» **Text section**:
┄┄┄┄┄┄┄┄┄┄┄┄┄┄┄┄┄┄┄┄

I’m sure there are other more nuanced arguments on both sides, but I think this gives a fair overview of the situation. As you can see, it’s not a simple case of practicality vs theoretical purity. Both sides have practical and theoretical arguments.

I am mostly a proponent of the practical side of things. I believe that rules and frameworks should be designed to enhance our productivity and at the same time, we need some rules in place to make sure that we are performing as best we can. With such a mindset, a decision isn’t easy. On the one hand, I would like all of my code to be tested at as fine grained a level as is reasonable and I should be able to find errors on an equal level of granularity. The minimum level of granularity I’m ready to accept is the method level. That means that every method should be tested individually and when a test fails it should unambiguously point me to the faulty method. If I need finer detail than that I can pull out a debugger.

But at the same time, I highly value my professional freedom. When I agree to write a piece of code to do something, I should be given maximum freedom within the constraints of working as part of a team. That’s not an excuse to write faulty or obfuscated code because other people will almost certainly be using and/or maintaining it. However, I should not have to go through a lengthy test-passing-approval-getting process everytime I refactor a method into two or more smaller ones. That of course is argument #1 against testing private methods.

Since I hold practicality in such high esteem, I think the need to testing anything that can break is of paramount importance. If your code can break, you need to know about it as soon as possible, encapsulation be damned. It’s not that I’m not outright rejecting against arguments #2 and #3 (I’ll get back to them later) I’m just saying that I hold ‘for’ argument #1 as paramount. With that in mind, unit testing private methods becomes necessary and I need to find a way around the objections.  To solve #1, perhaps what is needed is a slightly higher level look at the problem. Tests that exercise your code fall into one of two categories:

  1. Tests that you’ve written yourself for your own code.
  2. Tests that other people have written for your code.

I know that many large software houses have employees whose job it is to write to test code, but even if you know for certain that there will be other people testing your code, you should write your tests. By doing so you can take a swing at objection #1. Tests written by the team’s testers will verify the public interface and make sure (hopefully) that your code as a whole does what it’s supposed to do. But your own tests will make sure that the internals of your code are safe. Here you can test for yourself any edges cases that the public interface might let slip through (for various reasons). Since you control both the tests and the code, you can decide when some tests no longer make sense and remove them accordingly.

Of course, this isn’t a bulletproof solution to the problem. There are all the potential problems associated with writing your own tests: it takes a certain amount of discipline and dettachment to write stringent tests and it can be tempting to just write tests that you know your code will pass. It’s up to you as a developer to develop the proper mental attitude. Plus there is always the mental overhead of actually writing and maintaining your own tests in addition to your code. You have to decide for yourself if you’re up to the job.

┄┄┄┄┄┄┄┄┄┄┄┄┄┄┄┄┄┄┄┄

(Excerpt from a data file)
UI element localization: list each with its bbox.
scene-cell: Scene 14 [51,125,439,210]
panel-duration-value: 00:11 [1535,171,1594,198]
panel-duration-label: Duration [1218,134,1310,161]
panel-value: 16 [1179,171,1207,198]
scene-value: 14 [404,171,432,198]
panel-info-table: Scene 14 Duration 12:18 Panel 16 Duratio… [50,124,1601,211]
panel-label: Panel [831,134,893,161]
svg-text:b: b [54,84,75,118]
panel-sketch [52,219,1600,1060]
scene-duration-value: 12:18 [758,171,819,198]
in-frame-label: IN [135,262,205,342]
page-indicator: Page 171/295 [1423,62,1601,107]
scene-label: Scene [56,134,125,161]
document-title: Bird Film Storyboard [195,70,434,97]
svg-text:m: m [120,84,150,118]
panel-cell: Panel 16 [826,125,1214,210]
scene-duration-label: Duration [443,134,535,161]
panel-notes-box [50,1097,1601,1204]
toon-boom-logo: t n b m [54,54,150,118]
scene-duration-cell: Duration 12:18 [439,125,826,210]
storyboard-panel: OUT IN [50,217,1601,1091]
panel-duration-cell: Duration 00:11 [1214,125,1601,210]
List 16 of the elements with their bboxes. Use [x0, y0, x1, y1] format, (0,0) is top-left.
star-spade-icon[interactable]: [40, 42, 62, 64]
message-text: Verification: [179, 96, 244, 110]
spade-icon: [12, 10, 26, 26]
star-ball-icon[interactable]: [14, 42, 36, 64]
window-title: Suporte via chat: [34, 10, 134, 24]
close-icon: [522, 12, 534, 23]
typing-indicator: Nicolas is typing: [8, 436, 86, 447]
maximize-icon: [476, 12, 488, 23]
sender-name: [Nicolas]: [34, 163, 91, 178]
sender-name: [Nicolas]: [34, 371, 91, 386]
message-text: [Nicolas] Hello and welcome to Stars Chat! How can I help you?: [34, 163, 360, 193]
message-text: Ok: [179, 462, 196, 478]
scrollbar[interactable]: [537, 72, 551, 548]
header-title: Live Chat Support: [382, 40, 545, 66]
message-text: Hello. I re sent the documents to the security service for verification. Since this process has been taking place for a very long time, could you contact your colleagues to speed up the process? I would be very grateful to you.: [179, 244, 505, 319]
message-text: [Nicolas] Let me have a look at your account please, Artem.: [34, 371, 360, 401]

┄┄┄┄┄┄┄┄┄┄┄┄┄┄┄┄┄┄┄┄

» **Tasks to complete**:
[a] Please copy the stretch of the piece on testing private methods from "Since I hold" through "for your code.", changing "private methods" to "internal methods".
[b] Write what comes next in the piece on testing private methods, following on from its final sentence.

» **Per-task outputs**:
[a]
Since I hold practicality in such high esteem, I think the need to testing anything that can break is of paramount importance. If your code can break, you need to know about it as soon as possible, encapsulation be damned. It’s not that I’m not outright rejecting against arguments #2 and #3 (I’ll get back to them later) I’m just saying that I hold ‘for’ argument #1 as paramount. With that in mind, unit testing internal methods becomes necessary and I need to find a way around the objections.  To solve #1, perhaps what is needed is a slightly higher level look at the problem. Tests that exercise your code fall into one of two categories:

  1. Tests that you’ve written yourself for your own code.
  2. Tests that other people have written for your code.

[b]
Coming back to the original list of objections to private testing, #2 and #3 are still unanswered. In fact I don’t think they really have to be ‘answered’, because they point to more underlying issues. #2 raises the question of simplicity. If your code does more than it needs to, that opens up the door to bugs that could easily be avoided. If external callers will never actually call some part of your code, you really should consider leaving it out. #3 is a derivative of object oriented design: if you need to be calling code regularly from an external source, make it it’s own class rather than nesting it layers of accessor code. The logic of this argument is undeniable, but every once in a while (and probably more often) you need to sacrifice the purity of OO for something that is more convenient. That being said, I would still very much encourage you to be careful about where your code is and why it’s there. Good design can make your life as a programmer much easier.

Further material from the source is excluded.